ROWS =>

━━━━━━━━━━

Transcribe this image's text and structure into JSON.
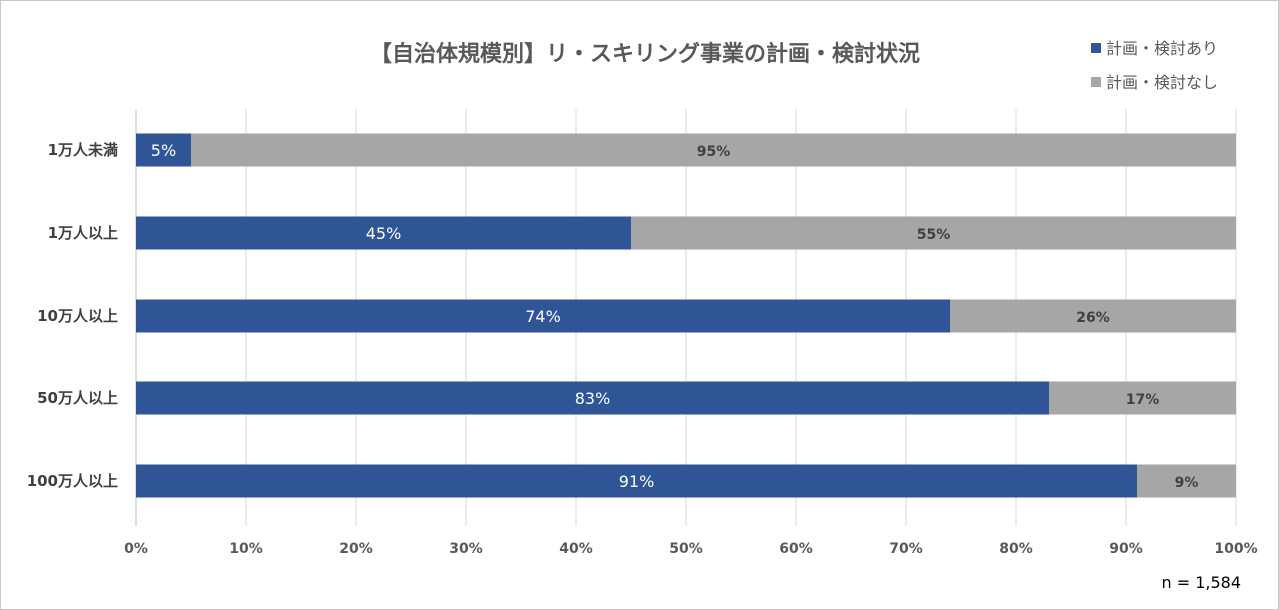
{
  "chart_data": {
    "type": "bar",
    "orientation": "horizontal",
    "stacked": true,
    "title": "【自治体規模別】リ・スキリング事業の計画・検討状況",
    "categories": [
      "1万人未満",
      "1万人以上",
      "10万人以上",
      "50万人以上",
      "100万人以上"
    ],
    "series": [
      {
        "name": "計画・検討あり",
        "color": "#2F5597",
        "values": [
          5,
          45,
          74,
          83,
          91
        ],
        "labels": [
          "5%",
          "45%",
          "74%",
          "83%",
          "91%"
        ]
      },
      {
        "name": "計画・検討なし",
        "color": "#A6A6A6",
        "values": [
          95,
          55,
          26,
          17,
          9
        ],
        "labels": [
          "95%",
          "55%",
          "26%",
          "17%",
          "9%"
        ]
      }
    ],
    "xlim": [
      0,
      100
    ],
    "xticks": [
      "0%",
      "10%",
      "20%",
      "30%",
      "40%",
      "50%",
      "60%",
      "70%",
      "80%",
      "90%",
      "100%"
    ],
    "grid": true,
    "legend_position": "top-right",
    "annotation": "n = 1,584"
  }
}
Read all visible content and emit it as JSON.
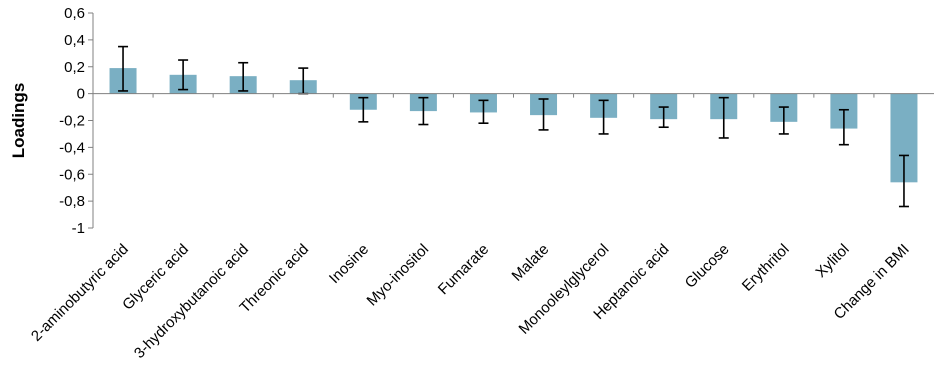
{
  "chart_data": {
    "type": "bar",
    "title": "",
    "xlabel": "",
    "ylabel": "Loadings",
    "ylim": [
      -1,
      0.6
    ],
    "yticks": [
      0.6,
      0.4,
      0.2,
      0,
      -0.2,
      -0.4,
      -0.6,
      -0.8,
      -1
    ],
    "ytick_labels": [
      "0,6",
      "0,4",
      "0,2",
      "0",
      "-0,2",
      "-0,4",
      "-0,6",
      "-0,8",
      "-1"
    ],
    "grid": false,
    "legend": "none",
    "bar_color": "#7aafc3",
    "categories": [
      "2-aminobutyric acid",
      "Glyceric acid",
      "3-hydroxybutanoic acid",
      "Threonic acid",
      "Inosine",
      "Myo-inositol",
      "Fumarate",
      "Malate",
      "Monooleylglycerol",
      "Heptanoic acid",
      "Glucose",
      "Erythritol",
      "Xylitol",
      "Change in BMI"
    ],
    "values": [
      0.19,
      0.14,
      0.13,
      0.1,
      -0.12,
      -0.13,
      -0.14,
      -0.16,
      -0.18,
      -0.19,
      -0.19,
      -0.21,
      -0.26,
      -0.66
    ],
    "error_upper": [
      0.35,
      0.25,
      0.23,
      0.19,
      -0.03,
      -0.03,
      -0.05,
      -0.04,
      -0.05,
      -0.1,
      -0.03,
      -0.1,
      -0.12,
      -0.46
    ],
    "error_lower": [
      0.02,
      0.03,
      0.02,
      0.0,
      -0.21,
      -0.23,
      -0.22,
      -0.27,
      -0.3,
      -0.25,
      -0.33,
      -0.3,
      -0.38,
      -0.84
    ]
  }
}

━━━━━━━━━━

Word for word, quote the full listing, omitting every picture.

OUTPUT =>
Transcribe this image's text and structure into JSON.
{
  "chart_data": {
    "type": "bar",
    "orientation": "horizontal",
    "stacked": true,
    "title": "【自治体規模別】リ・スキリング事業の計画・検討状況",
    "categories": [
      "1万人未満",
      "1万人以上",
      "10万人以上",
      "50万人以上",
      "100万人以上"
    ],
    "series": [
      {
        "name": "計画・検討あり",
        "color": "#2F5597",
        "values": [
          5,
          45,
          74,
          83,
          91
        ],
        "labels": [
          "5%",
          "45%",
          "74%",
          "83%",
          "91%"
        ]
      },
      {
        "name": "計画・検討なし",
        "color": "#A6A6A6",
        "values": [
          95,
          55,
          26,
          17,
          9
        ],
        "labels": [
          "95%",
          "55%",
          "26%",
          "17%",
          "9%"
        ]
      }
    ],
    "xlim": [
      0,
      100
    ],
    "xticks": [
      "0%",
      "10%",
      "20%",
      "30%",
      "40%",
      "50%",
      "60%",
      "70%",
      "80%",
      "90%",
      "100%"
    ],
    "grid": true,
    "legend_position": "top-right",
    "annotation": "n = 1,584"
  }
}
Read all visible content and emit it as JSON.
{
  "chart_data": {
    "type": "bar",
    "title": "",
    "xlabel": "",
    "ylabel": "Loadings",
    "ylim": [
      -1,
      0.6
    ],
    "yticks": [
      0.6,
      0.4,
      0.2,
      0,
      -0.2,
      -0.4,
      -0.6,
      -0.8,
      -1
    ],
    "ytick_labels": [
      "0,6",
      "0,4",
      "0,2",
      "0",
      "-0,2",
      "-0,4",
      "-0,6",
      "-0,8",
      "-1"
    ],
    "grid": false,
    "legend": "none",
    "bar_color": "#7aafc3",
    "categories": [
      "2-aminobutyric acid",
      "Glyceric acid",
      "3-hydroxybutanoic acid",
      "Threonic acid",
      "Inosine",
      "Myo-inositol",
      "Fumarate",
      "Malate",
      "Monooleylglycerol",
      "Heptanoic acid",
      "Glucose",
      "Erythritol",
      "Xylitol",
      "Change in BMI"
    ],
    "values": [
      0.19,
      0.14,
      0.13,
      0.1,
      -0.12,
      -0.13,
      -0.14,
      -0.16,
      -0.18,
      -0.19,
      -0.19,
      -0.21,
      -0.26,
      -0.66
    ],
    "error_upper": [
      0.35,
      0.25,
      0.23,
      0.19,
      -0.03,
      -0.03,
      -0.05,
      -0.04,
      -0.05,
      -0.1,
      -0.03,
      -0.1,
      -0.12,
      -0.46
    ],
    "error_lower": [
      0.02,
      0.03,
      0.02,
      0.0,
      -0.21,
      -0.23,
      -0.22,
      -0.27,
      -0.3,
      -0.25,
      -0.33,
      -0.3,
      -0.38,
      -0.84
    ]
  }
}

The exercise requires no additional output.